## Begin MATERIAL SUPPLIED
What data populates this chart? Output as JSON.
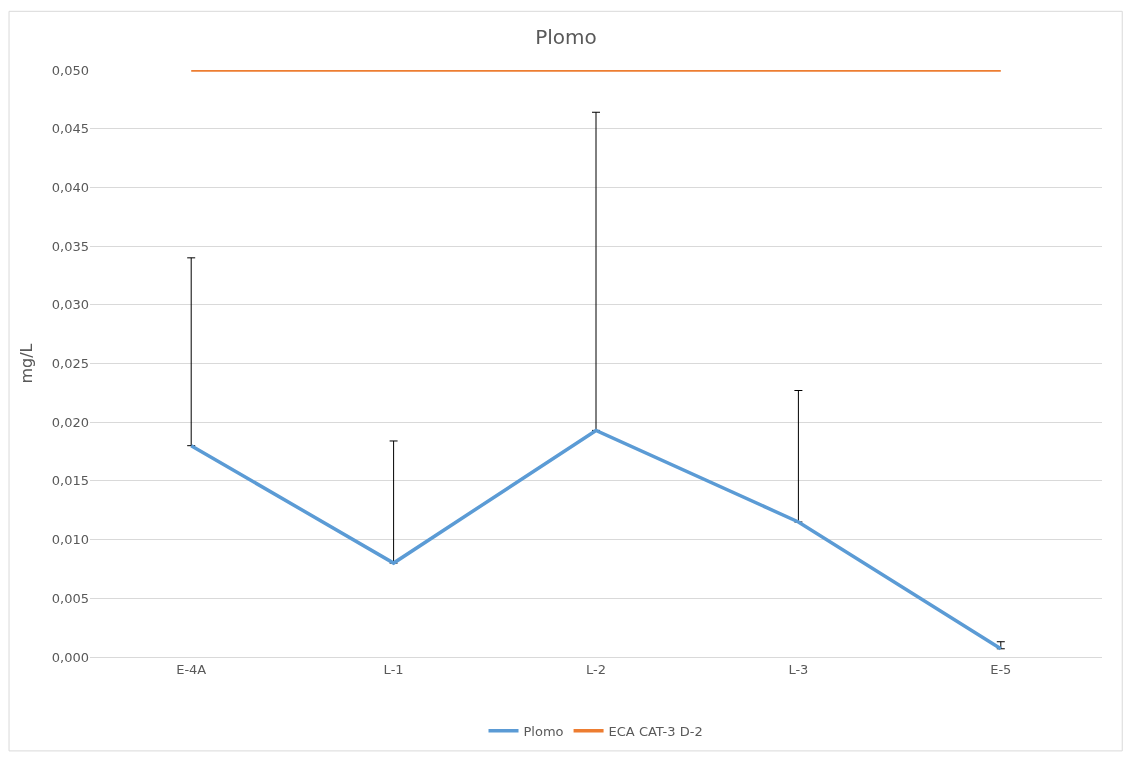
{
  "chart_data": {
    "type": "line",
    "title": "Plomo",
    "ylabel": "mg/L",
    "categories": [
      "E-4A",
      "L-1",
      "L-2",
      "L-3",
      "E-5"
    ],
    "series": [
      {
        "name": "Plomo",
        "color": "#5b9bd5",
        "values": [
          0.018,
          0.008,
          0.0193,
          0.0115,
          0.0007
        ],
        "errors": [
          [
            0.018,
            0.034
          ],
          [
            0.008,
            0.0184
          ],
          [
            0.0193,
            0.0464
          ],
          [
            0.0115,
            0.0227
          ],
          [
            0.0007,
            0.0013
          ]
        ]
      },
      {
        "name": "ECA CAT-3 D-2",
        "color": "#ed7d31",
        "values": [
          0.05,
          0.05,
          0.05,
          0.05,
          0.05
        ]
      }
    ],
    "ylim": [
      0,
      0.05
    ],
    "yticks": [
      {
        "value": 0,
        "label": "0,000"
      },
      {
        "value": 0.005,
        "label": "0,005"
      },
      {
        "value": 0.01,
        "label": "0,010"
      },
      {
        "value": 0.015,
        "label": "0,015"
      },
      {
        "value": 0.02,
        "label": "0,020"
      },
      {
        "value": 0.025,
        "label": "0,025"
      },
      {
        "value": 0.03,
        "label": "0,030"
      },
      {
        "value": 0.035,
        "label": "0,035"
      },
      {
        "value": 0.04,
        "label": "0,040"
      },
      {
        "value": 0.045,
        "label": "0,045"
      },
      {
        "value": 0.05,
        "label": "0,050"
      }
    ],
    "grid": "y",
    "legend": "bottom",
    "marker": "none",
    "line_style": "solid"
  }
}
## End MATERIAL SUPPLIED
§ WORK TO DO:
Every record above should be written out again exactly; the pictures stay out of the copy.

§ RESPONSE:
What data populates this chart? Output as JSON.
{
  "chart_data": {
    "type": "line",
    "title": "Plomo",
    "ylabel": "mg/L",
    "categories": [
      "E-4A",
      "L-1",
      "L-2",
      "L-3",
      "E-5"
    ],
    "series": [
      {
        "name": "Plomo",
        "color": "#5b9bd5",
        "values": [
          0.018,
          0.008,
          0.0193,
          0.0115,
          0.0007
        ],
        "errors": [
          [
            0.018,
            0.034
          ],
          [
            0.008,
            0.0184
          ],
          [
            0.0193,
            0.0464
          ],
          [
            0.0115,
            0.0227
          ],
          [
            0.0007,
            0.0013
          ]
        ]
      },
      {
        "name": "ECA CAT-3 D-2",
        "color": "#ed7d31",
        "values": [
          0.05,
          0.05,
          0.05,
          0.05,
          0.05
        ]
      }
    ],
    "ylim": [
      0,
      0.05
    ],
    "yticks": [
      {
        "value": 0,
        "label": "0,000"
      },
      {
        "value": 0.005,
        "label": "0,005"
      },
      {
        "value": 0.01,
        "label": "0,010"
      },
      {
        "value": 0.015,
        "label": "0,015"
      },
      {
        "value": 0.02,
        "label": "0,020"
      },
      {
        "value": 0.025,
        "label": "0,025"
      },
      {
        "value": 0.03,
        "label": "0,030"
      },
      {
        "value": 0.035,
        "label": "0,035"
      },
      {
        "value": 0.04,
        "label": "0,040"
      },
      {
        "value": 0.045,
        "label": "0,045"
      },
      {
        "value": 0.05,
        "label": "0,050"
      }
    ],
    "grid": "y",
    "legend": "bottom",
    "marker": "none",
    "line_style": "solid"
  }
}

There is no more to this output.